* _GOAL_
Only the lines from the one holding "Extract the chart's" to the end of the data should be echoed, exactly as they appear, minus the pictures.

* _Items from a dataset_
——

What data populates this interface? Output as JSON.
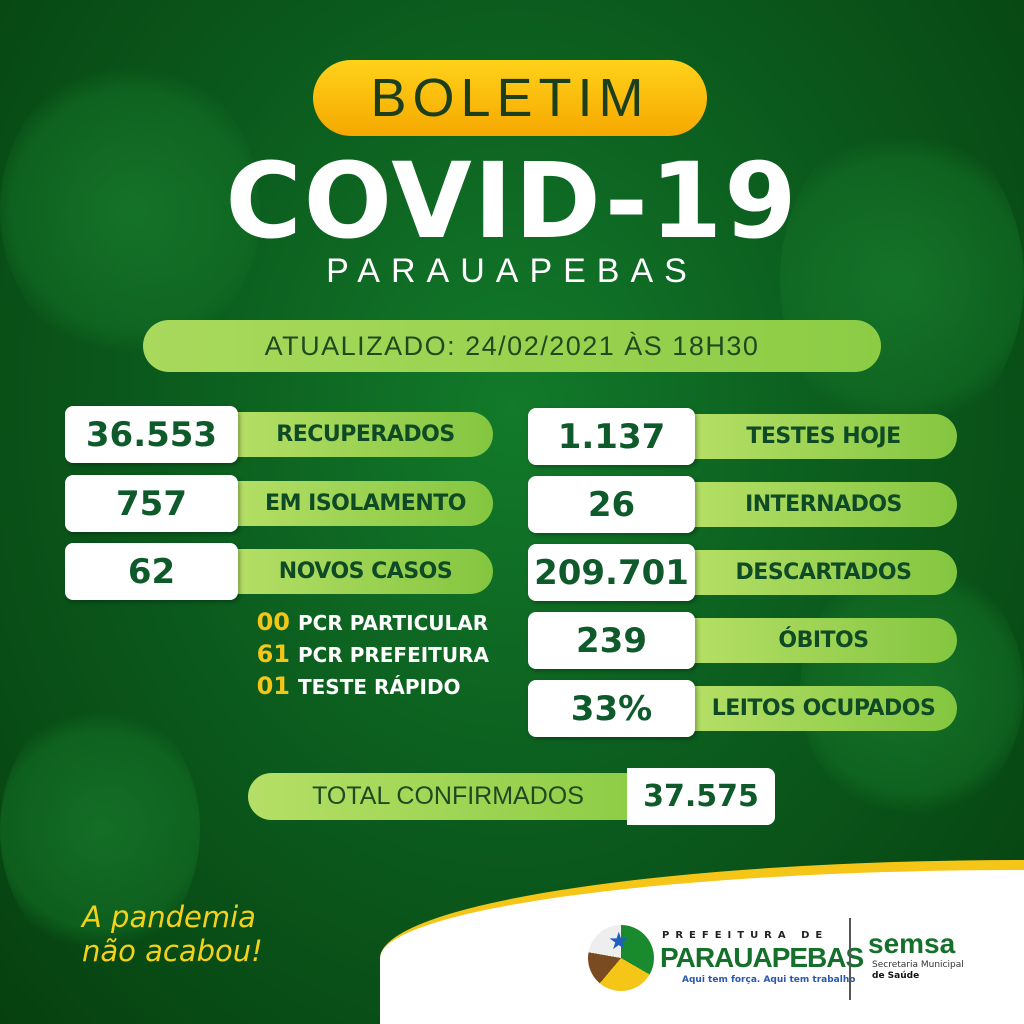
{
  "header": {
    "badge": "BOLETIM",
    "title": "COVID-19",
    "city": "PARAUAPEBAS",
    "updated": "ATUALIZADO: 24/02/2021 ÀS 18H30"
  },
  "left_stats": [
    {
      "value": "36.553",
      "label": "RECUPERADOS"
    },
    {
      "value": "757",
      "label": "EM ISOLAMENTO"
    },
    {
      "value": "62",
      "label": "NOVOS CASOS"
    }
  ],
  "new_cases_breakdown": [
    {
      "value": "00",
      "label": "PCR PARTICULAR"
    },
    {
      "value": "61",
      "label": "PCR PREFEITURA"
    },
    {
      "value": "01",
      "label": "TESTE RÁPIDO"
    }
  ],
  "right_stats": [
    {
      "value": "1.137",
      "label": "TESTES HOJE"
    },
    {
      "value": "26",
      "label": "INTERNADOS"
    },
    {
      "value": "209.701",
      "label": "DESCARTADOS"
    },
    {
      "value": "239",
      "label": "ÓBITOS"
    },
    {
      "value": "33%",
      "label": "LEITOS OCUPADOS"
    }
  ],
  "total": {
    "label": "TOTAL CONFIRMADOS",
    "value": "37.575"
  },
  "slogan": {
    "line1": "A pandemia",
    "line2": "não acabou!"
  },
  "logos": {
    "prefeitura_top": "PREFEITURA DE",
    "prefeitura_name": "PARAUAPEBAS",
    "prefeitura_tagline": "Aqui tem força. Aqui tem trabalho",
    "semsa": "semsa",
    "semsa_sub1": "Secretaria Municipal",
    "semsa_sub2": "de Saúde"
  },
  "colors": {
    "background": "#0b5a1d",
    "accent_yellow": "#f5c518",
    "label_green": "#a9d95c",
    "text_green": "#0e5a2b"
  }
}
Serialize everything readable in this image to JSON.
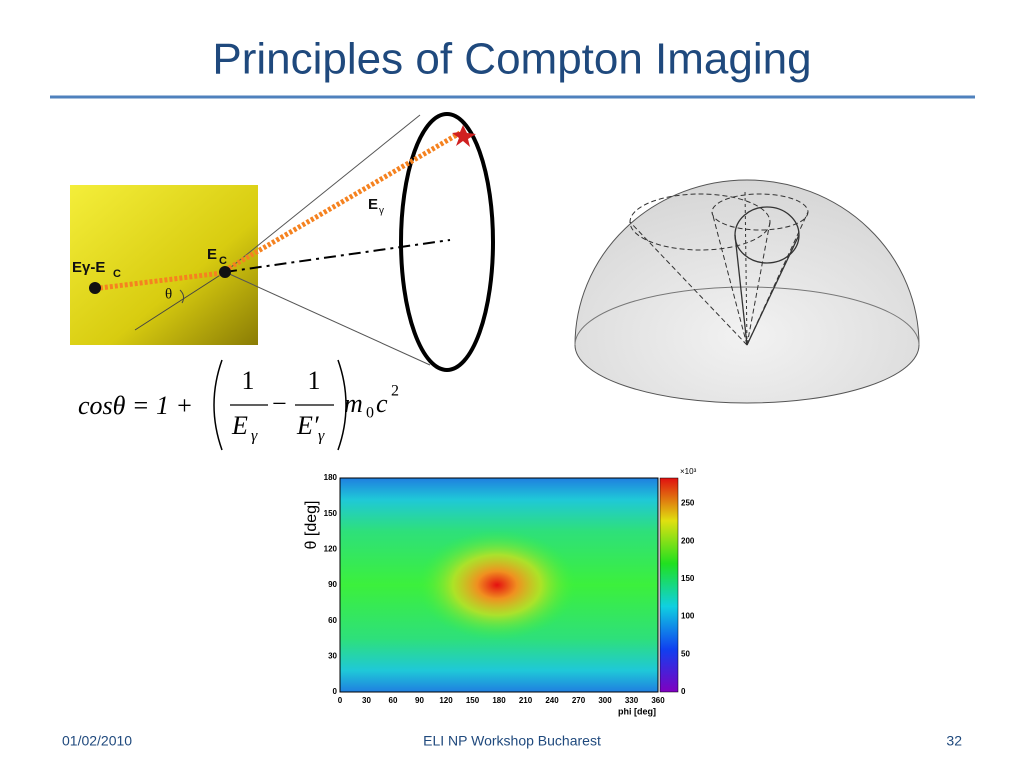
{
  "header": {
    "title": "Principles of Compton Imaging"
  },
  "diagram": {
    "absorbed_label": "Eγ-E",
    "absorbed_sub": "C",
    "scatter_label": "E",
    "scatter_sub": "C",
    "gamma_label": "E",
    "gamma_sub": "γ",
    "angle_label": "θ"
  },
  "formula": {
    "lhs": "cosθ = 1 +",
    "num1": "1",
    "den1": "E",
    "den1_sub": "γ",
    "minus": "−",
    "num2": "1",
    "den2": "E′",
    "den2_sub": "γ",
    "mass": "m",
    "mass_sub": "0",
    "c": "c",
    "c_sup": "2"
  },
  "heatmap": {
    "y_label": "θ [deg]",
    "x_label": "phi [deg]",
    "x_ticks": [
      "0",
      "30",
      "60",
      "90",
      "120",
      "150",
      "180",
      "210",
      "240",
      "270",
      "300",
      "330",
      "360"
    ],
    "y_ticks": [
      "0",
      "30",
      "60",
      "90",
      "120",
      "150",
      "180"
    ],
    "colorbar_ticks": [
      "0",
      "50",
      "100",
      "150",
      "200",
      "250"
    ],
    "colorbar_exponent": "×10³"
  },
  "footer": {
    "date": "01/02/2010",
    "event": "ELI NP Workshop Bucharest",
    "page": "32"
  }
}
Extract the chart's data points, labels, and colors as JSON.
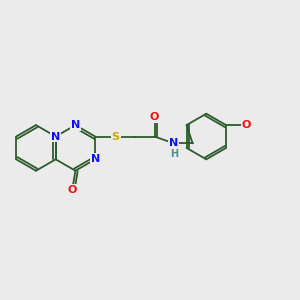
{
  "background_color": "#ebebeb",
  "bond_color": "#3a6b3a",
  "ring_bond_color": "#2d5a2d",
  "atom_colors": {
    "N": "#1010ee",
    "O": "#ee1010",
    "S": "#ccaa00",
    "NH": "#4a9090",
    "C": "#2d5a2d"
  },
  "figsize": [
    3.0,
    3.0
  ],
  "dpi": 100
}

——

* _WORKED SOLUTION_
Extract the chart's data points, labels, and colors as JSON.
{
  "background_color": "#ebebeb",
  "bond_color": "#3a6b3a",
  "ring_bond_color": "#2d5a2d",
  "atom_colors": {
    "N": "#1010ee",
    "O": "#ee1010",
    "S": "#ccaa00",
    "NH": "#4a9090",
    "C": "#2d5a2d"
  },
  "figsize": [
    3.0,
    3.0
  ],
  "dpi": 100
}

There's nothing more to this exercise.